##### Reading passage #####

What I wish I was hearing is a good dose of humility and honesty.  We may have to build bridges that we cannot guarantee beyond certain limits of creation forces.  We may not be able to afford 150 top of the line, state of the art bridges that might survive a next catastrophe at the cost of billions of dollars; and they might not. We obviously have no clue when the next one will take place. I think everyone’s too afraid to say it out loud, because it goes against the way we’ve been taught to respond to catastrophes.  That is, “We’re in control!  We’ll get it right the next time.”  And that’s why much of the finger pointing at global warming as the real culprit in all of this alarms me, too.  This may indeed be related to the usage of fossil fuels, and we may have the ability to put a dent in how that is impacting the globe.  But the frightening thing to me is that that very  drive feeds in all of us the same lie that we have far more control than we actually do.

Hubris is a dangerous thing in all of us.  We think more highly of ourselves than we ought.  After I hear too much of that attitude, I seek out a meeting I attend regularly around here where the issue is the mess they have made of their lives because of pride, and the answer is the currency of humility by which they have seen their lives returned to happiness, joy and freedom.

##### Excerpted records #####

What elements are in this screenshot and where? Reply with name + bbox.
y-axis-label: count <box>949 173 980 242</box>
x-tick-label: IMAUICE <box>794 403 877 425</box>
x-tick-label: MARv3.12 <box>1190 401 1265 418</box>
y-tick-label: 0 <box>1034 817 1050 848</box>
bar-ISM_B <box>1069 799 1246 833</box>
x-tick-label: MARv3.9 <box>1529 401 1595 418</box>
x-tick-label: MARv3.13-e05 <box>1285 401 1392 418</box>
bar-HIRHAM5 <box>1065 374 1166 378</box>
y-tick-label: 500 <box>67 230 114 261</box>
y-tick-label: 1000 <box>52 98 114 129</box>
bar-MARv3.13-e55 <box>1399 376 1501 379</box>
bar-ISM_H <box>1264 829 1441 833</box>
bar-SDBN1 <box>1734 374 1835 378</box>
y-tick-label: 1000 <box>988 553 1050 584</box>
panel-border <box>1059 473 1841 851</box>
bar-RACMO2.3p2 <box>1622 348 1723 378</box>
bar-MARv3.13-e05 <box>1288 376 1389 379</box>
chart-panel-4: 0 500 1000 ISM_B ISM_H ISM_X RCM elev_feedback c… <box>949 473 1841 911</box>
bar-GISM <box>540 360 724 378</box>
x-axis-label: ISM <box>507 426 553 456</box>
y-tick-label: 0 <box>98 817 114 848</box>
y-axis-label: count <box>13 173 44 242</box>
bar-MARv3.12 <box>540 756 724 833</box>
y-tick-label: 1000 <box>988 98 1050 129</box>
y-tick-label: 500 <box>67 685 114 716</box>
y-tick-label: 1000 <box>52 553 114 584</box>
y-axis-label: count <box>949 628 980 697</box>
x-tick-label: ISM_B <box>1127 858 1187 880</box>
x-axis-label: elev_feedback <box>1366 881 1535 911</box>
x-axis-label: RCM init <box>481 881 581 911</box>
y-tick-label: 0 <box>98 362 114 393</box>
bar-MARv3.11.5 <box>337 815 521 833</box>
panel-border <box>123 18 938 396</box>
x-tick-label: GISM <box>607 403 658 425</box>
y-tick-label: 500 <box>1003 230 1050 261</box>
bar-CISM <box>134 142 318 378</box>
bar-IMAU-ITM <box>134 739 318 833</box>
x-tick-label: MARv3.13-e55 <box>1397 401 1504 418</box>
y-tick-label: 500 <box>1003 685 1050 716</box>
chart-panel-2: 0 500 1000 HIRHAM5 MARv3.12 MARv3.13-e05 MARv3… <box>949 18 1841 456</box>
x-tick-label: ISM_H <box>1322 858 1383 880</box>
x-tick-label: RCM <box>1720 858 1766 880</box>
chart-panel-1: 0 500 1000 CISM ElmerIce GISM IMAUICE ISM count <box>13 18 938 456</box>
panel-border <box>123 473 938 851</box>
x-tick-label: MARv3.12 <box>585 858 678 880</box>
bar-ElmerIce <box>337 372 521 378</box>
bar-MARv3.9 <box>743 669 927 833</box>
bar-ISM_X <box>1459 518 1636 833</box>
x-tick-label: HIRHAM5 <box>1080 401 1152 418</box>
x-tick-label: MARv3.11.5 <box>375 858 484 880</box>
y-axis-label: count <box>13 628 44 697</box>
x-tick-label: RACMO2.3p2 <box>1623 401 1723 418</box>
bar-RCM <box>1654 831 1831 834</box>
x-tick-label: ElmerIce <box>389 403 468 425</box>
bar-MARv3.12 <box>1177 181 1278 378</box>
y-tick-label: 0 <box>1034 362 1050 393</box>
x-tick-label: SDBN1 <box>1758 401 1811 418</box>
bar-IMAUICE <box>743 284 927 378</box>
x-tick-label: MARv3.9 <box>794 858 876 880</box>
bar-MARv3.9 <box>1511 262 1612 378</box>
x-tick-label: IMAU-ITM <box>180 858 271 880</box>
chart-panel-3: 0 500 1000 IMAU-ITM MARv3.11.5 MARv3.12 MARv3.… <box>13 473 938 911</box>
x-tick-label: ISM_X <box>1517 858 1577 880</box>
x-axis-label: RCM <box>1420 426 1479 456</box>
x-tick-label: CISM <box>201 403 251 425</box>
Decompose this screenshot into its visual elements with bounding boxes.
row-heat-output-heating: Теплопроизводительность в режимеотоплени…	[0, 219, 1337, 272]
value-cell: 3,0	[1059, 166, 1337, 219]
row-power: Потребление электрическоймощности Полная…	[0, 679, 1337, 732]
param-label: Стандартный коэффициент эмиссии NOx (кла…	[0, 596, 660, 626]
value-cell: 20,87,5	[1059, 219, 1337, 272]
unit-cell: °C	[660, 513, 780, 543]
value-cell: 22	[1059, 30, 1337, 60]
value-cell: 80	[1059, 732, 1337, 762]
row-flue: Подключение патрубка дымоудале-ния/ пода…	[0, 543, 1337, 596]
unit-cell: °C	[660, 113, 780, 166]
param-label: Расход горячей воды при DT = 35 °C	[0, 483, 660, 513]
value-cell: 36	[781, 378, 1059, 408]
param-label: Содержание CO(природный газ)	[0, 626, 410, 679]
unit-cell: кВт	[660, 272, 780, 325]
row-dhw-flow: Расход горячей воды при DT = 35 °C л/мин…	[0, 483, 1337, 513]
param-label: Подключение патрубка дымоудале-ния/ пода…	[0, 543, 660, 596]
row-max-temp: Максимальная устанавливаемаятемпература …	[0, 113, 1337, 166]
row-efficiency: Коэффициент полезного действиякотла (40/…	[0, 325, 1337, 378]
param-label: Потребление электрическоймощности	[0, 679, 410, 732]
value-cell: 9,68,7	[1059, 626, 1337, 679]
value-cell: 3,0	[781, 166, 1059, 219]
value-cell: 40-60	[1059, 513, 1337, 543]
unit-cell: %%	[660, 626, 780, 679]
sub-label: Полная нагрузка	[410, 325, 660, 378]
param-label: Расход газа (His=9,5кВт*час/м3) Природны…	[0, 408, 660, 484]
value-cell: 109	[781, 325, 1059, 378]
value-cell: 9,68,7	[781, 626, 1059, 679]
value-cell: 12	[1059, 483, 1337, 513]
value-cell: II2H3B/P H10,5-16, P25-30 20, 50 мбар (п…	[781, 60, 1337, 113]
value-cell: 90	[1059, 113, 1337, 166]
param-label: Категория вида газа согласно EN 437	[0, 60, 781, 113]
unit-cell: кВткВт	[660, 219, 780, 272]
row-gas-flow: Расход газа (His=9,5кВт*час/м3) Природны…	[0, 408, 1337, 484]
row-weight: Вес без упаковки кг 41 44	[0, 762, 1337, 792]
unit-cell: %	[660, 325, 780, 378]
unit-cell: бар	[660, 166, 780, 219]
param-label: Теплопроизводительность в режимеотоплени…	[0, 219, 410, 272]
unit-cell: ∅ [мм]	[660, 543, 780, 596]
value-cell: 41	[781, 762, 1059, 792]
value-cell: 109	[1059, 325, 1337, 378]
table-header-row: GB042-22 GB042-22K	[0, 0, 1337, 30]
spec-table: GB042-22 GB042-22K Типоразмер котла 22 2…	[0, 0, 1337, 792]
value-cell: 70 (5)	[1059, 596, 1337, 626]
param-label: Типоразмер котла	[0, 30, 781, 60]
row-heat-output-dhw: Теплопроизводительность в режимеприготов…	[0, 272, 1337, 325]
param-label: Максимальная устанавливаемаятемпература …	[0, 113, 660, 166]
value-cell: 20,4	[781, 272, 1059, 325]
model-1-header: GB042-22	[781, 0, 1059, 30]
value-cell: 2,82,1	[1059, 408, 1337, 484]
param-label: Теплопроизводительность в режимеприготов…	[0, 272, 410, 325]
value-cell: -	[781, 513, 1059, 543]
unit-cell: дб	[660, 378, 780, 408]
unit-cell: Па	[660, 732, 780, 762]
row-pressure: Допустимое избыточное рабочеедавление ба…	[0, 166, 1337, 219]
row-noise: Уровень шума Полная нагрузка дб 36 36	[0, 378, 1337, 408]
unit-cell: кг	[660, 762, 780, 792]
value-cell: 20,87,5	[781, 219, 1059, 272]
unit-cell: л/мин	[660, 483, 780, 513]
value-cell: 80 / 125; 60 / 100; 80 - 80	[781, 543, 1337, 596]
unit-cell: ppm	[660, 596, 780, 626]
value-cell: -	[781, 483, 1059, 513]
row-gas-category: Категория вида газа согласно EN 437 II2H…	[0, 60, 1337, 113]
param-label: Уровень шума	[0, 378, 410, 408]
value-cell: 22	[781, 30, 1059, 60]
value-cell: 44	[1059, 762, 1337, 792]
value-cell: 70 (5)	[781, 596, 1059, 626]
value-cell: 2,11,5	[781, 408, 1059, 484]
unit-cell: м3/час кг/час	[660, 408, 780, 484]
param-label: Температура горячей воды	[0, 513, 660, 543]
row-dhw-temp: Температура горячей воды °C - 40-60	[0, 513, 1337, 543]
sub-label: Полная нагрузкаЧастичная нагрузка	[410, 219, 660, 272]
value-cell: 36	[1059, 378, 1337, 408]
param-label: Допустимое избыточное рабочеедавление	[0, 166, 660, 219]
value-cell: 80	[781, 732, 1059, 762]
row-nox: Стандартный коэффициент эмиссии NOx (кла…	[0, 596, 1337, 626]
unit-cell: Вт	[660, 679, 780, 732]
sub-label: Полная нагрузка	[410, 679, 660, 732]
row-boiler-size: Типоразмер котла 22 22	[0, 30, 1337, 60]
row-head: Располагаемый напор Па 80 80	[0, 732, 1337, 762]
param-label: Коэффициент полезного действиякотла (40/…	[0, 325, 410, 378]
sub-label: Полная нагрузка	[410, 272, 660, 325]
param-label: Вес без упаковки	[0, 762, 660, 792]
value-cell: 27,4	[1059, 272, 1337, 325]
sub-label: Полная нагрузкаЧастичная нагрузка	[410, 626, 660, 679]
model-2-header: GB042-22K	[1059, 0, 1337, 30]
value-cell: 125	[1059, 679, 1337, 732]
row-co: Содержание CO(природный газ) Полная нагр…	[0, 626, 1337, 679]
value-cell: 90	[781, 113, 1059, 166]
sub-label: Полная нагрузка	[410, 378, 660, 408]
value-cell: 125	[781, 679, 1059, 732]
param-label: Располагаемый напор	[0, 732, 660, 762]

#####

Task description: In the passage on humility and rebuilding bridges, list what the people at the meeting have seen their lives returned to.

Result of this task: happiness, joy, freedom